Extracts from a graphics dataset
*** Block opens ***

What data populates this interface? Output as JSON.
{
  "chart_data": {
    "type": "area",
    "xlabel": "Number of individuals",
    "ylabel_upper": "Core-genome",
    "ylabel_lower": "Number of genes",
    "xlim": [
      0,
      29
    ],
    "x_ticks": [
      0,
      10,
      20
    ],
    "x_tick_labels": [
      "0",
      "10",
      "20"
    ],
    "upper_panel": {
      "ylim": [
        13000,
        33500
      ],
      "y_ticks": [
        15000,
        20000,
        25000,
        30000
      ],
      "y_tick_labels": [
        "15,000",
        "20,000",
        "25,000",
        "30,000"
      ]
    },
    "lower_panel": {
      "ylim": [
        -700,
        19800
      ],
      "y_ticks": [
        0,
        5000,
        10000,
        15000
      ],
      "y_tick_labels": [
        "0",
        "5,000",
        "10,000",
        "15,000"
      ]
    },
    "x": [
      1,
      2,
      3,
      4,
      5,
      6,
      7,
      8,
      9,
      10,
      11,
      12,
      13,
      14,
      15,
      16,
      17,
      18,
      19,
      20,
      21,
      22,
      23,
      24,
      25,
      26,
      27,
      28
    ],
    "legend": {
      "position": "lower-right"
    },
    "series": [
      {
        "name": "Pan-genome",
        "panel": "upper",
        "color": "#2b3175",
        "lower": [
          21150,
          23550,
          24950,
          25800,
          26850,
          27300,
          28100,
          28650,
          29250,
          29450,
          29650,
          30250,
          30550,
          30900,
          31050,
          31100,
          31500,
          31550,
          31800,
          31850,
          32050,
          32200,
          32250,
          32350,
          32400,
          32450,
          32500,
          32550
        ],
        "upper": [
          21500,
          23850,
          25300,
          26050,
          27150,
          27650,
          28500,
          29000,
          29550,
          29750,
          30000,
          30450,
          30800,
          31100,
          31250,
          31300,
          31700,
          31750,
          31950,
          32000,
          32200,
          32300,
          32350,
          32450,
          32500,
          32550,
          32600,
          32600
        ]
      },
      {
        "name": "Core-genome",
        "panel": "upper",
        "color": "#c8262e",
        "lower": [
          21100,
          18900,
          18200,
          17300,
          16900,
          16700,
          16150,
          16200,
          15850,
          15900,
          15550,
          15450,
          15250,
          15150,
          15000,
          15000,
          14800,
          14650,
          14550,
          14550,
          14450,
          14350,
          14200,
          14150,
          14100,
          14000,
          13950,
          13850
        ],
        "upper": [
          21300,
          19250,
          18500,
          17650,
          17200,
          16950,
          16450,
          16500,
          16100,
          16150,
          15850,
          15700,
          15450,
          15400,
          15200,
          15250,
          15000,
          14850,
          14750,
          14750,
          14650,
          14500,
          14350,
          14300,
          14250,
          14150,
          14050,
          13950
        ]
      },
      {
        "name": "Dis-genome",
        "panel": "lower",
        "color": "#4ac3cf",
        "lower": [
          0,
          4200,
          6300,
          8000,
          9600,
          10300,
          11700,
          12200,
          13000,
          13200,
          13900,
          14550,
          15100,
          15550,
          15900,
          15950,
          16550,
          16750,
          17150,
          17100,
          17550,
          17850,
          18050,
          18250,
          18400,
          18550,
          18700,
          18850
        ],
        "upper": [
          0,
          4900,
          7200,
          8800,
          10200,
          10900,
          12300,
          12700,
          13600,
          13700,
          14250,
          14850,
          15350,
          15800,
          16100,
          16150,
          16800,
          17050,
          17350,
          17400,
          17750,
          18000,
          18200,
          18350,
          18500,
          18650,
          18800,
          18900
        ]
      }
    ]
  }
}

*** Block closes ***

__Required work__: Retype each entry exactly, leaving none of them out.

__Problem solution__:
What data populates this interface? Output as JSON.
{
  "chart_data": {
    "type": "area",
    "xlabel": "Number of individuals",
    "ylabel_upper": "Core-genome",
    "ylabel_lower": "Number of genes",
    "xlim": [
      0,
      29
    ],
    "x_ticks": [
      0,
      10,
      20
    ],
    "x_tick_labels": [
      "0",
      "10",
      "20"
    ],
    "upper_panel": {
      "ylim": [
        13000,
        33500
      ],
      "y_ticks": [
        15000,
        20000,
        25000,
        30000
      ],
      "y_tick_labels": [
        "15,000",
        "20,000",
        "25,000",
        "30,000"
      ]
    },
    "lower_panel": {
      "ylim": [
        -700,
        19800
      ],
      "y_ticks": [
        0,
        5000,
        10000,
        15000
      ],
      "y_tick_labels": [
        "0",
        "5,000",
        "10,000",
        "15,000"
      ]
    },
    "x": [
      1,
      2,
      3,
      4,
      5,
      6,
      7,
      8,
      9,
      10,
      11,
      12,
      13,
      14,
      15,
      16,
      17,
      18,
      19,
      20,
      21,
      22,
      23,
      24,
      25,
      26,
      27,
      28
    ],
    "legend": {
      "position": "lower-right"
    },
    "series": [
      {
        "name": "Pan-genome",
        "panel": "upper",
        "color": "#2b3175",
        "lower": [
          21150,
          23550,
          24950,
          25800,
          26850,
          27300,
          28100,
          28650,
          29250,
          29450,
          29650,
          30250,
          30550,
          30900,
          31050,
          31100,
          31500,
          31550,
          31800,
          31850,
          32050,
          32200,
          32250,
          32350,
          32400,
          32450,
          32500,
          32550
        ],
        "upper": [
          21500,
          23850,
          25300,
          26050,
          27150,
          27650,
          28500,
          29000,
          29550,
          29750,
          30000,
          30450,
          30800,
          31100,
          31250,
          31300,
          31700,
          31750,
          31950,
          32000,
          32200,
          32300,
          32350,
          32450,
          32500,
          32550,
          32600,
          32600
        ]
      },
      {
        "name": "Core-genome",
        "panel": "upper",
        "color": "#c8262e",
        "lower": [
          21100,
          18900,
          18200,
          17300,
          16900,
          16700,
          16150,
          16200,
          15850,
          15900,
          15550,
          15450,
          15250,
          15150,
          15000,
          15000,
          14800,
          14650,
          14550,
          14550,
          14450,
          14350,
          14200,
          14150,
          14100,
          14000,
          13950,
          13850
        ],
        "upper": [
          21300,
          19250,
          18500,
          17650,
          17200,
          16950,
          16450,
          16500,
          16100,
          16150,
          15850,
          15700,
          15450,
          15400,
          15200,
          15250,
          15000,
          14850,
          14750,
          14750,
          14650,
          14500,
          14350,
          14300,
          14250,
          14150,
          14050,
          13950
        ]
      },
      {
        "name": "Dis-genome",
        "panel": "lower",
        "color": "#4ac3cf",
        "lower": [
          0,
          4200,
          6300,
          8000,
          9600,
          10300,
          11700,
          12200,
          13000,
          13200,
          13900,
          14550,
          15100,
          15550,
          15900,
          15950,
          16550,
          16750,
          17150,
          17100,
          17550,
          17850,
          18050,
          18250,
          18400,
          18550,
          18700,
          18850
        ],
        "upper": [
          0,
          4900,
          7200,
          8800,
          10200,
          10900,
          12300,
          12700,
          13600,
          13700,
          14250,
          14850,
          15350,
          15800,
          16100,
          16150,
          16800,
          17050,
          17350,
          17400,
          17750,
          18000,
          18200,
          18350,
          18500,
          18650,
          18800,
          18900
        ]
      }
    ]
  }
}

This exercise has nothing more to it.